*EXERCISE*. Pictures stay out of the copy; restate everything else in the material exactly.

* BEGIN ENTRIES SUPPLIED *

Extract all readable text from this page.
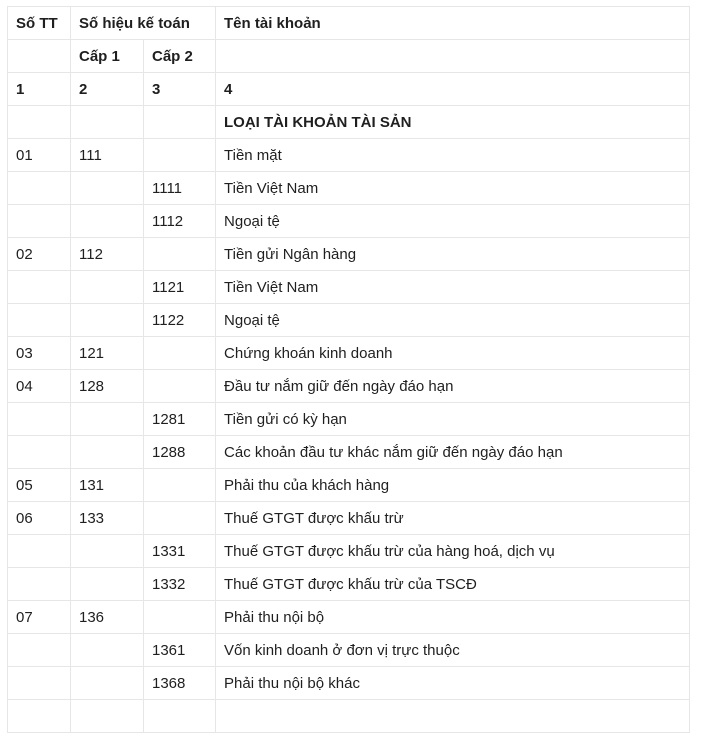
Số TT	Số hiệu kế toán		Tên tài khoản
	Cấp 1	Cấp 2	
1	2	3	4
			LOẠI TÀI KHOẢN TÀI SẢN
01	111		Tiền mặt
		1111	Tiền Việt Nam
		1112	Ngoại tệ
02	112		Tiền gửi Ngân hàng
		1121	Tiền Việt Nam
		1122	Ngoại tệ
03	121		Chứng khoán kinh doanh
04	128		Đầu tư nắm giữ đến ngày đáo hạn
		1281	Tiền gửi có kỳ hạn
		1288	Các khoản đầu tư khác nắm giữ đến ngày đáo hạn
05	131		Phải thu của khách hàng
06	133		Thuế GTGT được khấu trừ
		1331	Thuế GTGT được khấu trừ của hàng hoá, dịch vụ
		1332	Thuế GTGT được khấu trừ của TSCĐ
07	136		Phải thu nội bộ
		1361	Vốn kinh doanh ở đơn vị trực thuộc
		1368	Phải thu nội bộ khác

* END ENTRIES SUPPLIED *

*RESULT*.
Extract all readable text from this page.
Số TT	Số hiệu kế toán		Tên tài khoản
	Cấp 1	Cấp 2	
1	2	3	4
			LOẠI TÀI KHOẢN TÀI SẢN
01	111		Tiền mặt
		1111	Tiền Việt Nam
		1112	Ngoại tệ
02	112		Tiền gửi Ngân hàng
		1121	Tiền Việt Nam
		1122	Ngoại tệ
03	121		Chứng khoán kinh doanh
04	128		Đầu tư nắm giữ đến ngày đáo hạn
		1281	Tiền gửi có kỳ hạn
		1288	Các khoản đầu tư khác nắm giữ đến ngày đáo hạn
05	131		Phải thu của khách hàng
06	133		Thuế GTGT được khấu trừ
		1331	Thuế GTGT được khấu trừ của hàng hoá, dịch vụ
		1332	Thuế GTGT được khấu trừ của TSCĐ
07	136		Phải thu nội bộ
		1361	Vốn kinh doanh ở đơn vị trực thuộc
		1368	Phải thu nội bộ khác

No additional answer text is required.